# Directions for this task
Extract the complete listing and output it unchanged.

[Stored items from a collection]

Begin

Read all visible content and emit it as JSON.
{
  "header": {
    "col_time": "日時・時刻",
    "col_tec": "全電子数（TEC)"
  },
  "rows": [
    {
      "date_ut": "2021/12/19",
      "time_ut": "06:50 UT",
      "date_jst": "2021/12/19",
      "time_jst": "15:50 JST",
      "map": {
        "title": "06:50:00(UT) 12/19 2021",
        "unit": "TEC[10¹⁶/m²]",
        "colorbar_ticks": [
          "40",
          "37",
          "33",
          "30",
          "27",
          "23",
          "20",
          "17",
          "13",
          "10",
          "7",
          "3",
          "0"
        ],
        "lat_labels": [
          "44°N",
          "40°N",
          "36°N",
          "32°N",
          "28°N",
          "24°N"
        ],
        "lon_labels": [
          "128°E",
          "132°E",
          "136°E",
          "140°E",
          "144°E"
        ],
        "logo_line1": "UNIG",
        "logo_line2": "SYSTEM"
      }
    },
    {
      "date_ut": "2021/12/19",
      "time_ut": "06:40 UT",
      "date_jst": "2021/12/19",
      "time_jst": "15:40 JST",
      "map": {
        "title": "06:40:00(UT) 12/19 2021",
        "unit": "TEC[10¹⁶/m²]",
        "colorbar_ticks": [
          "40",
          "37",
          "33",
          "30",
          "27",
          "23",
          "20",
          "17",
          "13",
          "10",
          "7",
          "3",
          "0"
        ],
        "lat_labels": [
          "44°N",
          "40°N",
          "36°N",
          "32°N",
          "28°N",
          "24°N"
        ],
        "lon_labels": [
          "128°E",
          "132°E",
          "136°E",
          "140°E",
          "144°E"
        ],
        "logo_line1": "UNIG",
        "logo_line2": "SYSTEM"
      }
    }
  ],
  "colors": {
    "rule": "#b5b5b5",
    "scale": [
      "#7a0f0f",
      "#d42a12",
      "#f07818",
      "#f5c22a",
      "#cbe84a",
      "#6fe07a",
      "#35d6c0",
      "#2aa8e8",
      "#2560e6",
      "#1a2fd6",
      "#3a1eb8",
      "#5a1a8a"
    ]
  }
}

End

# Task output
Read all visible content and emit it as JSON.
{
  "header": {
    "col_time": "日時・時刻",
    "col_tec": "全電子数（TEC)"
  },
  "rows": [
    {
      "date_ut": "2021/12/19",
      "time_ut": "06:50 UT",
      "date_jst": "2021/12/19",
      "time_jst": "15:50 JST",
      "map": {
        "title": "06:50:00(UT) 12/19 2021",
        "unit": "TEC[10¹⁶/m²]",
        "colorbar_ticks": [
          "40",
          "37",
          "33",
          "30",
          "27",
          "23",
          "20",
          "17",
          "13",
          "10",
          "7",
          "3",
          "0"
        ],
        "lat_labels": [
          "44°N",
          "40°N",
          "36°N",
          "32°N",
          "28°N",
          "24°N"
        ],
        "lon_labels": [
          "128°E",
          "132°E",
          "136°E",
          "140°E",
          "144°E"
        ],
        "logo_line1": "UNIG",
        "logo_line2": "SYSTEM"
      }
    },
    {
      "date_ut": "2021/12/19",
      "time_ut": "06:40 UT",
      "date_jst": "2021/12/19",
      "time_jst": "15:40 JST",
      "map": {
        "title": "06:40:00(UT) 12/19 2021",
        "unit": "TEC[10¹⁶/m²]",
        "colorbar_ticks": [
          "40",
          "37",
          "33",
          "30",
          "27",
          "23",
          "20",
          "17",
          "13",
          "10",
          "7",
          "3",
          "0"
        ],
        "lat_labels": [
          "44°N",
          "40°N",
          "36°N",
          "32°N",
          "28°N",
          "24°N"
        ],
        "lon_labels": [
          "128°E",
          "132°E",
          "136°E",
          "140°E",
          "144°E"
        ],
        "logo_line1": "UNIG",
        "logo_line2": "SYSTEM"
      }
    }
  ],
  "colors": {
    "rule": "#b5b5b5",
    "scale": [
      "#7a0f0f",
      "#d42a12",
      "#f07818",
      "#f5c22a",
      "#cbe84a",
      "#6fe07a",
      "#35d6c0",
      "#2aa8e8",
      "#2560e6",
      "#1a2fd6",
      "#3a1eb8",
      "#5a1a8a"
    ]
  }
}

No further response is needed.